------ The data
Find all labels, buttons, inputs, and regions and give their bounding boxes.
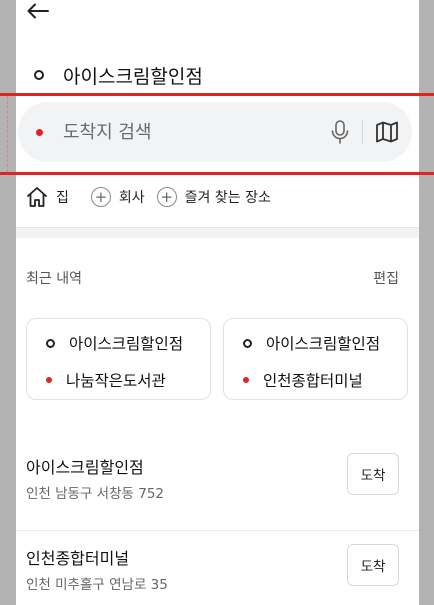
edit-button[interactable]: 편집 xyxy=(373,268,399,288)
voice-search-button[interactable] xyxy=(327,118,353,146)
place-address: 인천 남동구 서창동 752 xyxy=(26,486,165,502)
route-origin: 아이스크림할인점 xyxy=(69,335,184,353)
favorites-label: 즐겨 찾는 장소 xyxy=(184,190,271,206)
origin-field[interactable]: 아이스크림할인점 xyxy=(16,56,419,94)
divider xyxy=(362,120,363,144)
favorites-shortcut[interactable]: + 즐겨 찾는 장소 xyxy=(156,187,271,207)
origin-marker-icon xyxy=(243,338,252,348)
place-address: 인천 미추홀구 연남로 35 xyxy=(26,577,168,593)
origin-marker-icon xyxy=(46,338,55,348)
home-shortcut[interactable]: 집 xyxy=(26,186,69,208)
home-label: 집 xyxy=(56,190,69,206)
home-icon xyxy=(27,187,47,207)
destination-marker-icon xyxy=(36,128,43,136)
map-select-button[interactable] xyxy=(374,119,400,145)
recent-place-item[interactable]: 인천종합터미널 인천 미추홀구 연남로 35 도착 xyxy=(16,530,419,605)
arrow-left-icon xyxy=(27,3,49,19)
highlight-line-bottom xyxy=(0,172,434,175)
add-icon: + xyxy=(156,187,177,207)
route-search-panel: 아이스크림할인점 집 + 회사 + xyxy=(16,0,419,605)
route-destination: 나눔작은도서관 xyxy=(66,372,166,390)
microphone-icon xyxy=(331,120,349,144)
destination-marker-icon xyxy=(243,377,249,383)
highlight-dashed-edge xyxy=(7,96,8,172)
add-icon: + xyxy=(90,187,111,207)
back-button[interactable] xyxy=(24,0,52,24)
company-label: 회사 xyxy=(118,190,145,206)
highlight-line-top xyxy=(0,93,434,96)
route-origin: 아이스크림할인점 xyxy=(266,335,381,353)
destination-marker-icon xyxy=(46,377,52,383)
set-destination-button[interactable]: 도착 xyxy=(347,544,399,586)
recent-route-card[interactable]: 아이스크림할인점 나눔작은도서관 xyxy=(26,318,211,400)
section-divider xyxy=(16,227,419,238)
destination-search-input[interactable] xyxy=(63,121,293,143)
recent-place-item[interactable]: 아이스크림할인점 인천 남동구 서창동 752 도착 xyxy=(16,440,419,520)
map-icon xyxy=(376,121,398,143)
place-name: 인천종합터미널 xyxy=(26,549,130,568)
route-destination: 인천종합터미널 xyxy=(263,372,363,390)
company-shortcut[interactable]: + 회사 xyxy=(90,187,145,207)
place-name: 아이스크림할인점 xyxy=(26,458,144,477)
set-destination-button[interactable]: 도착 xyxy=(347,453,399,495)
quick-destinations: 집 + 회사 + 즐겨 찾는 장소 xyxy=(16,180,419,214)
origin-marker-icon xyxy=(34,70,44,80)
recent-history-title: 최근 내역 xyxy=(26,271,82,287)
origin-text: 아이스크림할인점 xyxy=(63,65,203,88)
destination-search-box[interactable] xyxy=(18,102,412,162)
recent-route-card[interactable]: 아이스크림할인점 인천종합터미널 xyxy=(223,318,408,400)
------------
------ The data
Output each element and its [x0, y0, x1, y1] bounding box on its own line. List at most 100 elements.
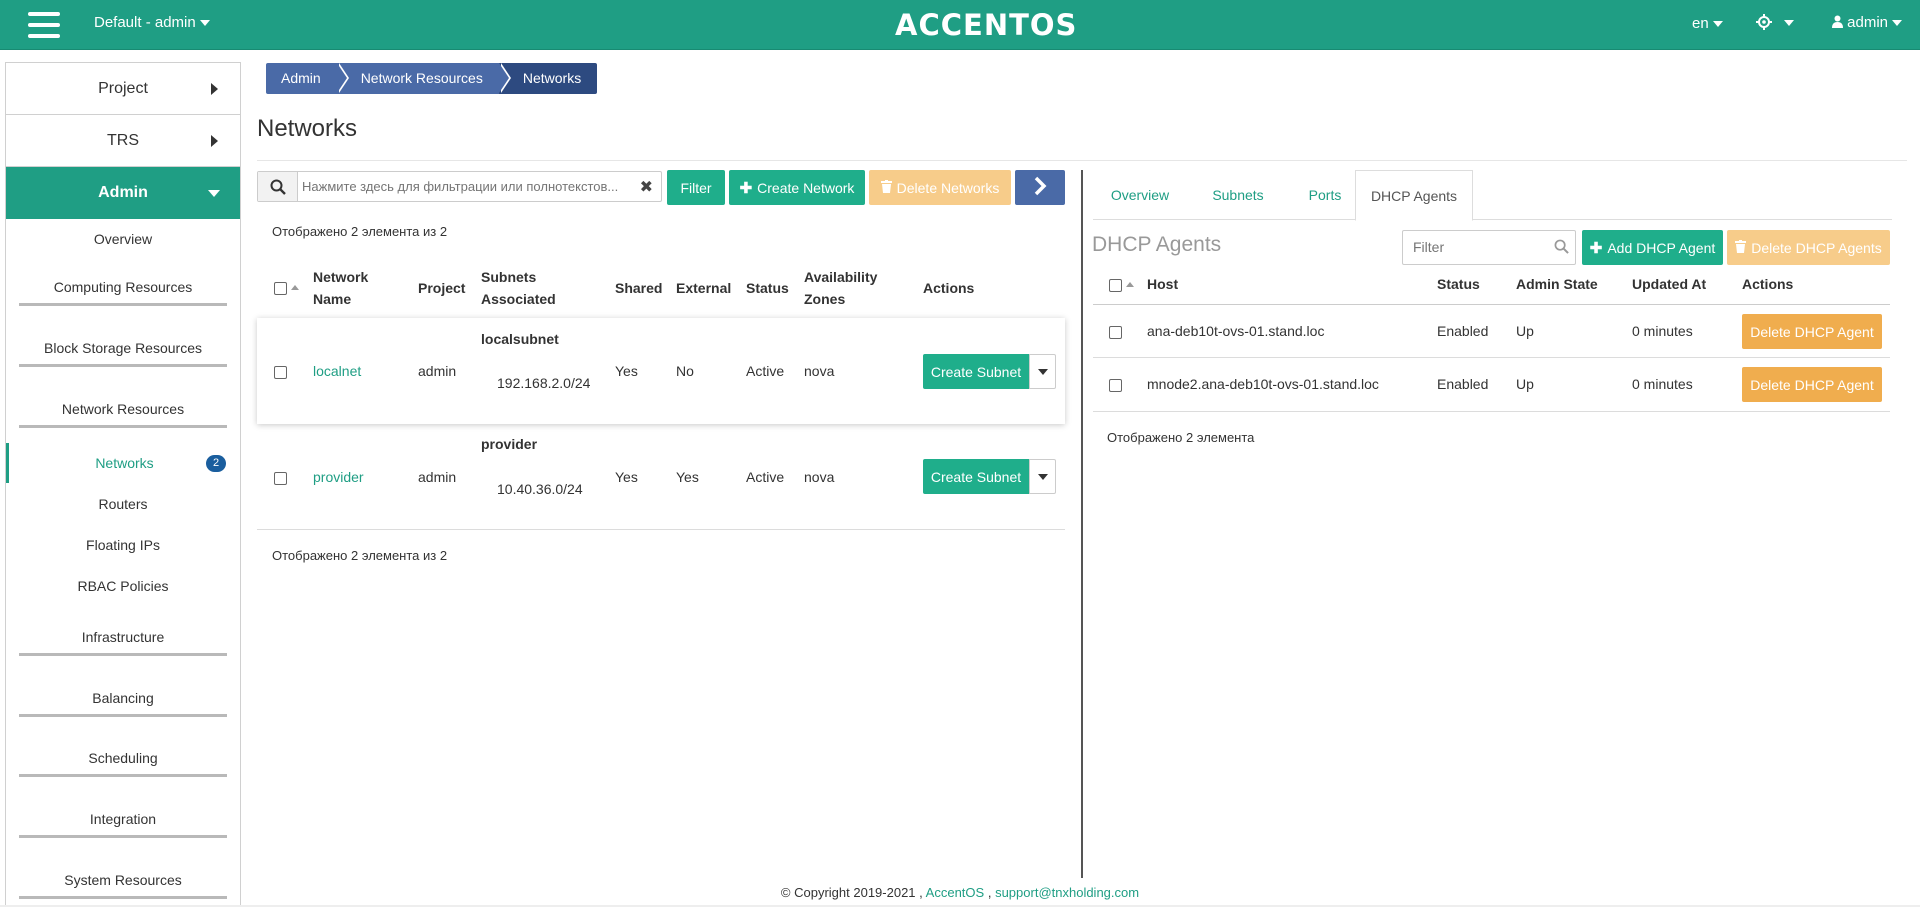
------------
### Exercise requirements
Please count the lines in the records that contain the string "아이스크림할인점", treating case as significant, and reply with only that number.

### Output for this task
9